### [The task]
Each line of the data that includes the string "participate" is to be copied out.

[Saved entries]
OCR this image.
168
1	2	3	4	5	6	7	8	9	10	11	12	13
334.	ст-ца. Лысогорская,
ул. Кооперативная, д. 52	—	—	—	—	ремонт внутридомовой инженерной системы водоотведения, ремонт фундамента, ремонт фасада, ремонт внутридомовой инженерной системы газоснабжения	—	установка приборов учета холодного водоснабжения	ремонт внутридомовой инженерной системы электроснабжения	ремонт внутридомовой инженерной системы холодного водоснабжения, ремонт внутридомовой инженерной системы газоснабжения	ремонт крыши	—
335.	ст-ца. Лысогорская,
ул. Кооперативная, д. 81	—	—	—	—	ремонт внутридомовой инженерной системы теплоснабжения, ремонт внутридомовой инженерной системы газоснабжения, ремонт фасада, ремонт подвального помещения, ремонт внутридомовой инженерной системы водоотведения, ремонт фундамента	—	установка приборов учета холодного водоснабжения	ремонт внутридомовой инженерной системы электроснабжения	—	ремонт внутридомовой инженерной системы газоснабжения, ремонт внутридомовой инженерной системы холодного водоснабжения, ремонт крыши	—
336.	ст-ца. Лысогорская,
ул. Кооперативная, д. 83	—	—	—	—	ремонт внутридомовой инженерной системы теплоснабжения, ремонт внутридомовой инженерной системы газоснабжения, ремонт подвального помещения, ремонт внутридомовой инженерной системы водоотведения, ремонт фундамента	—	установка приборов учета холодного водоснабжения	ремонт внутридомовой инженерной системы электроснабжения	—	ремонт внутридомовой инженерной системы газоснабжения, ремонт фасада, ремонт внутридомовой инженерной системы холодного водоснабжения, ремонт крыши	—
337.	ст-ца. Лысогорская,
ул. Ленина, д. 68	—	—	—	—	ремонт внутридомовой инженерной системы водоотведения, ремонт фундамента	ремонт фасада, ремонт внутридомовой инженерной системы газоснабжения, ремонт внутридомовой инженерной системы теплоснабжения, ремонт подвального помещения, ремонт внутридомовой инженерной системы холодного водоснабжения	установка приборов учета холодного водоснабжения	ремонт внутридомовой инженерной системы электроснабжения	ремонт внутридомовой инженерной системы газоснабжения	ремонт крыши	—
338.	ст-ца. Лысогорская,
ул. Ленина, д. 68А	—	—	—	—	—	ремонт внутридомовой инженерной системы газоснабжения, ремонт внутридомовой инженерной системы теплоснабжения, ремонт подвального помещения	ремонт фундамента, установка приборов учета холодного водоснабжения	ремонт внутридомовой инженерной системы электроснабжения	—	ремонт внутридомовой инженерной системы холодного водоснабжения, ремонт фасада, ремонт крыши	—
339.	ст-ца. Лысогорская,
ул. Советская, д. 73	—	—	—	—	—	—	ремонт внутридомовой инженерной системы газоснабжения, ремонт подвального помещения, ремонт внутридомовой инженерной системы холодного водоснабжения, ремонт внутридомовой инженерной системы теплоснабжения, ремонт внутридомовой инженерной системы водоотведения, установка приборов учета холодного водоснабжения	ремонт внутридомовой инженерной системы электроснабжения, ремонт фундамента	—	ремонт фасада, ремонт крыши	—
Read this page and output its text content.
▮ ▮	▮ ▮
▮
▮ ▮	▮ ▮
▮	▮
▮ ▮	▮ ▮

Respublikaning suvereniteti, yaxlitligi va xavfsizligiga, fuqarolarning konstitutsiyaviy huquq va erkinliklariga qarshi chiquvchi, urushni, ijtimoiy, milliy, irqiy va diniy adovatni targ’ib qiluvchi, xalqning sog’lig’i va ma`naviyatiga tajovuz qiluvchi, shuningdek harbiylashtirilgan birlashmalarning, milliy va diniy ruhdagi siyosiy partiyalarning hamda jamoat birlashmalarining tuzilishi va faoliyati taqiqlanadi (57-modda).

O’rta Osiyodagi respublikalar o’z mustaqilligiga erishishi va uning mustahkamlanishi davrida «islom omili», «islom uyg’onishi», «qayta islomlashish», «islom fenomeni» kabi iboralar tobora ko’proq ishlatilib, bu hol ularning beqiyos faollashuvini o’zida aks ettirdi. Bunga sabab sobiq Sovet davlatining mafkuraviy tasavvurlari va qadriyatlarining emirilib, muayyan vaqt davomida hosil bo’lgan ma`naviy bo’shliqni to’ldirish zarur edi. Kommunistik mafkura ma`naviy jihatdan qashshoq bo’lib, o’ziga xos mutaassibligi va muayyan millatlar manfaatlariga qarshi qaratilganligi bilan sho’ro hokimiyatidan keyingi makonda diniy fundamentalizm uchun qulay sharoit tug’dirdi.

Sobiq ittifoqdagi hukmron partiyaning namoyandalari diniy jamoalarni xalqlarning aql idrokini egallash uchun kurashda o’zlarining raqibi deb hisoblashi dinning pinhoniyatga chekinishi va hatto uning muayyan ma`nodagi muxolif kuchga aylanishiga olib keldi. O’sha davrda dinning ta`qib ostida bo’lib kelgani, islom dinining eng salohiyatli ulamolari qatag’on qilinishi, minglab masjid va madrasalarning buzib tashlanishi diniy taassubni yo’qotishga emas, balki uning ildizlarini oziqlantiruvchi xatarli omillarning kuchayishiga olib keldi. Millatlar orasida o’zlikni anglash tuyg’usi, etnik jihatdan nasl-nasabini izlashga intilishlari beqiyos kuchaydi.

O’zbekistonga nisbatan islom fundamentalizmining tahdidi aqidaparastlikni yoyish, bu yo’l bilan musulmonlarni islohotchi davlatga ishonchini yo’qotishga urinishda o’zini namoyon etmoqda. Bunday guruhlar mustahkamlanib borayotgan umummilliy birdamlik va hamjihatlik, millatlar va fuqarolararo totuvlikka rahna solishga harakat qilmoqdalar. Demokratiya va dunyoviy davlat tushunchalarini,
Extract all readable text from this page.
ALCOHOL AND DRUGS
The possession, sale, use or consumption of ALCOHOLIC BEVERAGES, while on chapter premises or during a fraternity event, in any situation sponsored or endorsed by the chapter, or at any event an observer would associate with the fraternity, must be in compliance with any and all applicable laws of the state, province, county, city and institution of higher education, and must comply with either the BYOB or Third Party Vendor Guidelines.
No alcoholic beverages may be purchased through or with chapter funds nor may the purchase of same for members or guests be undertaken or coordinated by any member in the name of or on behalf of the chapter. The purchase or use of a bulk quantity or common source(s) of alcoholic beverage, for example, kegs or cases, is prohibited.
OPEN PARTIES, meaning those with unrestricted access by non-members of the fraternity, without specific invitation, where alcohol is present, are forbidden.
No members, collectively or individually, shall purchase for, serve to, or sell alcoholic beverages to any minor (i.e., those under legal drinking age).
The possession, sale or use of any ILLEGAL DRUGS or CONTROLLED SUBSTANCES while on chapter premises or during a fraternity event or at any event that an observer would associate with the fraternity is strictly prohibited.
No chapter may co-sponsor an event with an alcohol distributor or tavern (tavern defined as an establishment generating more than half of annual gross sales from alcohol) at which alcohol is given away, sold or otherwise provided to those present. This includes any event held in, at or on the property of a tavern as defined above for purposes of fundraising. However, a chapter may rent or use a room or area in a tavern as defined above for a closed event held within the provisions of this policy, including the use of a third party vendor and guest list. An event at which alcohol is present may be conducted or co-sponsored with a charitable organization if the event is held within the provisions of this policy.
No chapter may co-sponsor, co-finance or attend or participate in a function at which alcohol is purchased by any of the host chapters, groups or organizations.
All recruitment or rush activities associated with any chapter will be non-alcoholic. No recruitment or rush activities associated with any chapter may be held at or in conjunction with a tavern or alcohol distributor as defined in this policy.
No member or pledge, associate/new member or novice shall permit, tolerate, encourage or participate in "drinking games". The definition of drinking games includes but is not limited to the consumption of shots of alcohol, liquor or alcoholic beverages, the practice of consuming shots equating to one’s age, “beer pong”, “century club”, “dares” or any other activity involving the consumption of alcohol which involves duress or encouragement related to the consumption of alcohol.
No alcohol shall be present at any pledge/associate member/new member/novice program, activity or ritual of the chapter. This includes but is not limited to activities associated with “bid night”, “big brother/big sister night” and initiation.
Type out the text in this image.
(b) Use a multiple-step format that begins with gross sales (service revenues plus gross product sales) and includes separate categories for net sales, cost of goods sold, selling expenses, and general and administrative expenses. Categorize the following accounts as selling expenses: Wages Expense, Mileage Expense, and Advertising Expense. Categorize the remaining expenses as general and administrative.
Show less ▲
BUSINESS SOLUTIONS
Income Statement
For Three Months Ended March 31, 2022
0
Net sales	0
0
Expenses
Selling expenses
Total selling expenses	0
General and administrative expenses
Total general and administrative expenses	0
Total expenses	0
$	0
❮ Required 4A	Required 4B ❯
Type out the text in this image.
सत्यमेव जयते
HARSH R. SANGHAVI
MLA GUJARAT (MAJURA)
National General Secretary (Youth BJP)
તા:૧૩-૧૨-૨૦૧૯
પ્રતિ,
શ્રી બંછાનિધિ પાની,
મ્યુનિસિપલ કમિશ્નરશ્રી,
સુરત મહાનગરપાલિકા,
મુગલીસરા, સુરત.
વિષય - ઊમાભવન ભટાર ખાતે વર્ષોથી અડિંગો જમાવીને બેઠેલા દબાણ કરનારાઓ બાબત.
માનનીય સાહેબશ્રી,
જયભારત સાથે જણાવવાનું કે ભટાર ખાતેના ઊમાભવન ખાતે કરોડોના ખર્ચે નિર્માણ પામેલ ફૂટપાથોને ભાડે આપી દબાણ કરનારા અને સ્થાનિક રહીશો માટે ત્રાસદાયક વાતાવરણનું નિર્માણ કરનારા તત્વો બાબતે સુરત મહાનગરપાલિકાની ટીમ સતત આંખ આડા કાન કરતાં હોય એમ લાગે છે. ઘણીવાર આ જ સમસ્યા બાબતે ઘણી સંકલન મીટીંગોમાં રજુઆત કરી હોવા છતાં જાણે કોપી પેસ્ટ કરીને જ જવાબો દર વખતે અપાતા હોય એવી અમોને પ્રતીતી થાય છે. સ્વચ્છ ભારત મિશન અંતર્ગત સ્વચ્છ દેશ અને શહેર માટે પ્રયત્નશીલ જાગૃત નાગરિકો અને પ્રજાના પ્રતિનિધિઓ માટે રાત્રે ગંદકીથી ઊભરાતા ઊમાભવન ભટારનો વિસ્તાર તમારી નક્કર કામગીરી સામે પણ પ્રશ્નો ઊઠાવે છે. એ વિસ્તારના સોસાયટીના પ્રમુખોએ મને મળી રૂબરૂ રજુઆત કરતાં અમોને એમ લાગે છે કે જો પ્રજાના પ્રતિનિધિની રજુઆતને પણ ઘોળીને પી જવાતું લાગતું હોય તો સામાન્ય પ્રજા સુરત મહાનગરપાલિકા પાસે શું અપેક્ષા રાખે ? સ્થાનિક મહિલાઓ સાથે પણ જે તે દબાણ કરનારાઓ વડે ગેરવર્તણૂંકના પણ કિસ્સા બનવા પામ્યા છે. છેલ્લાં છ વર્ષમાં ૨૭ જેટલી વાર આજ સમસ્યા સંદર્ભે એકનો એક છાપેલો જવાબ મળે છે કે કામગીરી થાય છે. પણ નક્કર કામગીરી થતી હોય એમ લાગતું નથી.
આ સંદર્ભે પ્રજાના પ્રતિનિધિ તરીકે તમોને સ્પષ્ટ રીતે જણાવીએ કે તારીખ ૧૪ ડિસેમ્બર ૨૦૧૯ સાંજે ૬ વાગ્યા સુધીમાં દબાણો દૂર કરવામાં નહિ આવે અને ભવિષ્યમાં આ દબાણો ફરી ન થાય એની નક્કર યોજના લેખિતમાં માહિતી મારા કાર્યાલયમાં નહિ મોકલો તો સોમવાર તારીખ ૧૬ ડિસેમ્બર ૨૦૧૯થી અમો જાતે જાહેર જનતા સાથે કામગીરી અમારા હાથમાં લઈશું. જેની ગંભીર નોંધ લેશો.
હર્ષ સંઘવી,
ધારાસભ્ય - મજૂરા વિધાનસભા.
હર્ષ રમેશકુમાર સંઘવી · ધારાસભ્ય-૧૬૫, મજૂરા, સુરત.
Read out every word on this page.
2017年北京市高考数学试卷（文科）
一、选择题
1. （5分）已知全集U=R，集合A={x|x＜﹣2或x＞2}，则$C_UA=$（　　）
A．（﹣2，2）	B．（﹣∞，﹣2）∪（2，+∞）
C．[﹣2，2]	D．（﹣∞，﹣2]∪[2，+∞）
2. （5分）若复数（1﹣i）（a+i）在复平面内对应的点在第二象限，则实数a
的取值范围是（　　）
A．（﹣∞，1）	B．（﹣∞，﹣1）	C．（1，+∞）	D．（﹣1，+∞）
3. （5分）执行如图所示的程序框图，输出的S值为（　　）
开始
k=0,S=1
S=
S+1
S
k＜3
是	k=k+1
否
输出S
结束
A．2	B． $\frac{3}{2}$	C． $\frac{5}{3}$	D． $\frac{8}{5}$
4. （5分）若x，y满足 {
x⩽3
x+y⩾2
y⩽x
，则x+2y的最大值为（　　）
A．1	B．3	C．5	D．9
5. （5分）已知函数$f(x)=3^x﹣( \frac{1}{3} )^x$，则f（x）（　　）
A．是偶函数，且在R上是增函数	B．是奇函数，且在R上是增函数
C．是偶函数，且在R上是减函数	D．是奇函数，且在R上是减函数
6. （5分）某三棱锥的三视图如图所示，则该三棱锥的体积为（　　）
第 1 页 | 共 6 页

### [The response]
No chapter may co-sponsor, co-finance or attend or participate in a function at which alcohol is purchased by any of the host chapters, groups or organizations.
No member or pledge, associate/new member or novice shall permit, tolerate, encourage or participate in "drinking games". The definition of drinking games includes but is not limited to the consumption of shots of alcohol, liquor or alcoholic beverages, the practice of consuming shots equating to one’s age, “beer pong”, “century club”, “dares” or any other activity involving the consumption of alcohol which involves duress or encouragement related to the consumption of alcohol.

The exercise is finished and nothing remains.